• **Your objective**:
The records below are to be repeated in full, exactly as they are.

• **Stored records**:
* * * * * * *

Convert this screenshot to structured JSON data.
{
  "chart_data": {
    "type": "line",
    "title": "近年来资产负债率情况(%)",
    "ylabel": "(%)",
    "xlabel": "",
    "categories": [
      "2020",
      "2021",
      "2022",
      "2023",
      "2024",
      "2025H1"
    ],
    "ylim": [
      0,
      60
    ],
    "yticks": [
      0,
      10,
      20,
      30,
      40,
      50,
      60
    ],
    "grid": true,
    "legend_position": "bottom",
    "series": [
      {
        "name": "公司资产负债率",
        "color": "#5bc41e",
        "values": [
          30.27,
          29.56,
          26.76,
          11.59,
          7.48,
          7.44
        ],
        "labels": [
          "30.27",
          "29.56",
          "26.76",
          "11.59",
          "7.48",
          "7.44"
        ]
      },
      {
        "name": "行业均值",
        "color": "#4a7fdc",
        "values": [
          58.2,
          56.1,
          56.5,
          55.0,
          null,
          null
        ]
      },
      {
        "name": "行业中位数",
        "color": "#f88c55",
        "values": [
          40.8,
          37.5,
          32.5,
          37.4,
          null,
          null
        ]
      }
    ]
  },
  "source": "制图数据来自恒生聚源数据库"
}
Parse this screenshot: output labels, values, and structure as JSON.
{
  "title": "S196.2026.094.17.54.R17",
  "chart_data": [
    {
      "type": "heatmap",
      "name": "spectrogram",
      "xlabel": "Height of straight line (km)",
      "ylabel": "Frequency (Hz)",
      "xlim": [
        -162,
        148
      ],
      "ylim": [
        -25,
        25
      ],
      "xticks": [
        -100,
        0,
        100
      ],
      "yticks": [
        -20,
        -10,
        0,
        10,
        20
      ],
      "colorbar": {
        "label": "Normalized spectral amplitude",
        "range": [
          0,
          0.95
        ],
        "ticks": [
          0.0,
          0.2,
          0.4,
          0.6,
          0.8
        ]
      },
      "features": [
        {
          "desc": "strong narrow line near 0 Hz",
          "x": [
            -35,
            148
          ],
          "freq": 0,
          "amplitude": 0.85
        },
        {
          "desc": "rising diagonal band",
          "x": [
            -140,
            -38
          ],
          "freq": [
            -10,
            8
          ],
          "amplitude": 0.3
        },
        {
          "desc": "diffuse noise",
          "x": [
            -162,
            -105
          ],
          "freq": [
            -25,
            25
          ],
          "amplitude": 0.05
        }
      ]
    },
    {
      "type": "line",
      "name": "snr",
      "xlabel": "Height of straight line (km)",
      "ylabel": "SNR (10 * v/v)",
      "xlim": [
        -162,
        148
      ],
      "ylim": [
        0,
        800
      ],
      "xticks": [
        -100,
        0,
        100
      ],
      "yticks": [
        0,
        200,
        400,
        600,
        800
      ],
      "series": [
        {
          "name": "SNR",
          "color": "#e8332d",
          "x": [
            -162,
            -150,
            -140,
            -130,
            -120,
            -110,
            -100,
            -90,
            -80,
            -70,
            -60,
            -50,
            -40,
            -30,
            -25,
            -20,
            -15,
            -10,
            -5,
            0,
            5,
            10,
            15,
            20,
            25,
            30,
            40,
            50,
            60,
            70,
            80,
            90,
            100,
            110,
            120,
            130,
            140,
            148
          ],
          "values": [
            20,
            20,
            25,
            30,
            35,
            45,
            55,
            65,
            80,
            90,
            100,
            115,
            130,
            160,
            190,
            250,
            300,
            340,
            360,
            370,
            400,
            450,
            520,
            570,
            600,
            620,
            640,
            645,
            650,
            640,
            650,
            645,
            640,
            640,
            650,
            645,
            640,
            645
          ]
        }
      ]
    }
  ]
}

* * * * * * *

• **Task result**:
Convert this screenshot to structured JSON data.
{
  "chart_data": {
    "type": "line",
    "title": "近年来资产负债率情况(%)",
    "ylabel": "(%)",
    "xlabel": "",
    "categories": [
      "2020",
      "2021",
      "2022",
      "2023",
      "2024",
      "2025H1"
    ],
    "ylim": [
      0,
      60
    ],
    "yticks": [
      0,
      10,
      20,
      30,
      40,
      50,
      60
    ],
    "grid": true,
    "legend_position": "bottom",
    "series": [
      {
        "name": "公司资产负债率",
        "color": "#5bc41e",
        "values": [
          30.27,
          29.56,
          26.76,
          11.59,
          7.48,
          7.44
        ],
        "labels": [
          "30.27",
          "29.56",
          "26.76",
          "11.59",
          "7.48",
          "7.44"
        ]
      },
      {
        "name": "行业均值",
        "color": "#4a7fdc",
        "values": [
          58.2,
          56.1,
          56.5,
          55.0,
          null,
          null
        ]
      },
      {
        "name": "行业中位数",
        "color": "#f88c55",
        "values": [
          40.8,
          37.5,
          32.5,
          37.4,
          null,
          null
        ]
      }
    ]
  },
  "source": "制图数据来自恒生聚源数据库"
}
Parse this screenshot: output labels, values, and structure as JSON.
{
  "title": "S196.2026.094.17.54.R17",
  "chart_data": [
    {
      "type": "heatmap",
      "name": "spectrogram",
      "xlabel": "Height of straight line (km)",
      "ylabel": "Frequency (Hz)",
      "xlim": [
        -162,
        148
      ],
      "ylim": [
        -25,
        25
      ],
      "xticks": [
        -100,
        0,
        100
      ],
      "yticks": [
        -20,
        -10,
        0,
        10,
        20
      ],
      "colorbar": {
        "label": "Normalized spectral amplitude",
        "range": [
          0,
          0.95
        ],
        "ticks": [
          0.0,
          0.2,
          0.4,
          0.6,
          0.8
        ]
      },
      "features": [
        {
          "desc": "strong narrow line near 0 Hz",
          "x": [
            -35,
            148
          ],
          "freq": 0,
          "amplitude": 0.85
        },
        {
          "desc": "rising diagonal band",
          "x": [
            -140,
            -38
          ],
          "freq": [
            -10,
            8
          ],
          "amplitude": 0.3
        },
        {
          "desc": "diffuse noise",
          "x": [
            -162,
            -105
          ],
          "freq": [
            -25,
            25
          ],
          "amplitude": 0.05
        }
      ]
    },
    {
      "type": "line",
      "name": "snr",
      "xlabel": "Height of straight line (km)",
      "ylabel": "SNR (10 * v/v)",
      "xlim": [
        -162,
        148
      ],
      "ylim": [
        0,
        800
      ],
      "xticks": [
        -100,
        0,
        100
      ],
      "yticks": [
        0,
        200,
        400,
        600,
        800
      ],
      "series": [
        {
          "name": "SNR",
          "color": "#e8332d",
          "x": [
            -162,
            -150,
            -140,
            -130,
            -120,
            -110,
            -100,
            -90,
            -80,
            -70,
            -60,
            -50,
            -40,
            -30,
            -25,
            -20,
            -15,
            -10,
            -5,
            0,
            5,
            10,
            15,
            20,
            25,
            30,
            40,
            50,
            60,
            70,
            80,
            90,
            100,
            110,
            120,
            130,
            140,
            148
          ],
          "values": [
            20,
            20,
            25,
            30,
            35,
            45,
            55,
            65,
            80,
            90,
            100,
            115,
            130,
            160,
            190,
            250,
            300,
            340,
            360,
            370,
            400,
            450,
            520,
            570,
            600,
            620,
            640,
            645,
            650,
            640,
            650,
            645,
            640,
            640,
            650,
            645,
            640,
            645
          ]
        }
      ]
    }
  ]
}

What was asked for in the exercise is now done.